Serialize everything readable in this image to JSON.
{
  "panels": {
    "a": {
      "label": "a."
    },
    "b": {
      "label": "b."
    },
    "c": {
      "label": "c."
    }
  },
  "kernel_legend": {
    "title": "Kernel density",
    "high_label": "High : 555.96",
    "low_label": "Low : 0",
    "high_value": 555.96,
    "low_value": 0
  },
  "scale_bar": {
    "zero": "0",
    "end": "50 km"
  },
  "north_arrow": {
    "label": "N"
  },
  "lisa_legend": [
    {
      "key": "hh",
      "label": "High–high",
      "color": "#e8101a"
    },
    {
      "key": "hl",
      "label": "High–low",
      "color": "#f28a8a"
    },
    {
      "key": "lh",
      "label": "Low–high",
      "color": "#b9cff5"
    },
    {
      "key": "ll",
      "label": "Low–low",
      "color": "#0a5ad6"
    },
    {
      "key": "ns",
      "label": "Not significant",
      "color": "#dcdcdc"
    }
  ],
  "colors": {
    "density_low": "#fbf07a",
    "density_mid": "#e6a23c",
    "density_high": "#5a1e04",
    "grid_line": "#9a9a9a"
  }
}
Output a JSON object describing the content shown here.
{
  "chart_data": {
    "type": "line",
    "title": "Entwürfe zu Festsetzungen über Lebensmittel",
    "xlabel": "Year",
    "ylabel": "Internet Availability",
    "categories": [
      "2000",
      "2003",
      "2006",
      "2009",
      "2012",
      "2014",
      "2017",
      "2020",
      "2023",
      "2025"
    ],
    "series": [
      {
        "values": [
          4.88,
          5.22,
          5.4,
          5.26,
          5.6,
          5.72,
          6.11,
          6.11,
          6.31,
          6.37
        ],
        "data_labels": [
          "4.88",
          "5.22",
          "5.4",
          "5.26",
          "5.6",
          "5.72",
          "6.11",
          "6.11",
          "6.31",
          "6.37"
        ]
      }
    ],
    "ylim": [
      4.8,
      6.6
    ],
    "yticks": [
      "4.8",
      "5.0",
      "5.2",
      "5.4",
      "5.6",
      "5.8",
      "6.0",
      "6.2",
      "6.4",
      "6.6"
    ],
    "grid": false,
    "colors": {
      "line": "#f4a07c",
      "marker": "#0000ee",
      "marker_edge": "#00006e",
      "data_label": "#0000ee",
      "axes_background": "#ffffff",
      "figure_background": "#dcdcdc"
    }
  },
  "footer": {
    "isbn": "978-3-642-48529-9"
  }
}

********************

§ **What the task asks**
Give the complete listing a second time, exactly as it reads.

§ **Output of the task**
Serialize everything readable in this image to JSON.
{
  "panels": {
    "a": {
      "label": "a."
    },
    "b": {
      "label": "b."
    },
    "c": {
      "label": "c."
    }
  },
  "kernel_legend": {
    "title": "Kernel density",
    "high_label": "High : 555.96",
    "low_label": "Low : 0",
    "high_value": 555.96,
    "low_value": 0
  },
  "scale_bar": {
    "zero": "0",
    "end": "50 km"
  },
  "north_arrow": {
    "label": "N"
  },
  "lisa_legend": [
    {
      "key": "hh",
      "label": "High–high",
      "color": "#e8101a"
    },
    {
      "key": "hl",
      "label": "High–low",
      "color": "#f28a8a"
    },
    {
      "key": "lh",
      "label": "Low–high",
      "color": "#b9cff5"
    },
    {
      "key": "ll",
      "label": "Low–low",
      "color": "#0a5ad6"
    },
    {
      "key": "ns",
      "label": "Not significant",
      "color": "#dcdcdc"
    }
  ],
  "colors": {
    "density_low": "#fbf07a",
    "density_mid": "#e6a23c",
    "density_high": "#5a1e04",
    "grid_line": "#9a9a9a"
  }
}
Output a JSON object describing the content shown here.
{
  "chart_data": {
    "type": "line",
    "title": "Entwürfe zu Festsetzungen über Lebensmittel",
    "xlabel": "Year",
    "ylabel": "Internet Availability",
    "categories": [
      "2000",
      "2003",
      "2006",
      "2009",
      "2012",
      "2014",
      "2017",
      "2020",
      "2023",
      "2025"
    ],
    "series": [
      {
        "values": [
          4.88,
          5.22,
          5.4,
          5.26,
          5.6,
          5.72,
          6.11,
          6.11,
          6.31,
          6.37
        ],
        "data_labels": [
          "4.88",
          "5.22",
          "5.4",
          "5.26",
          "5.6",
          "5.72",
          "6.11",
          "6.11",
          "6.31",
          "6.37"
        ]
      }
    ],
    "ylim": [
      4.8,
      6.6
    ],
    "yticks": [
      "4.8",
      "5.0",
      "5.2",
      "5.4",
      "5.6",
      "5.8",
      "6.0",
      "6.2",
      "6.4",
      "6.6"
    ],
    "grid": false,
    "colors": {
      "line": "#f4a07c",
      "marker": "#0000ee",
      "marker_edge": "#00006e",
      "data_label": "#0000ee",
      "axes_background": "#ffffff",
      "figure_background": "#dcdcdc"
    }
  },
  "footer": {
    "isbn": "978-3-642-48529-9"
  }
}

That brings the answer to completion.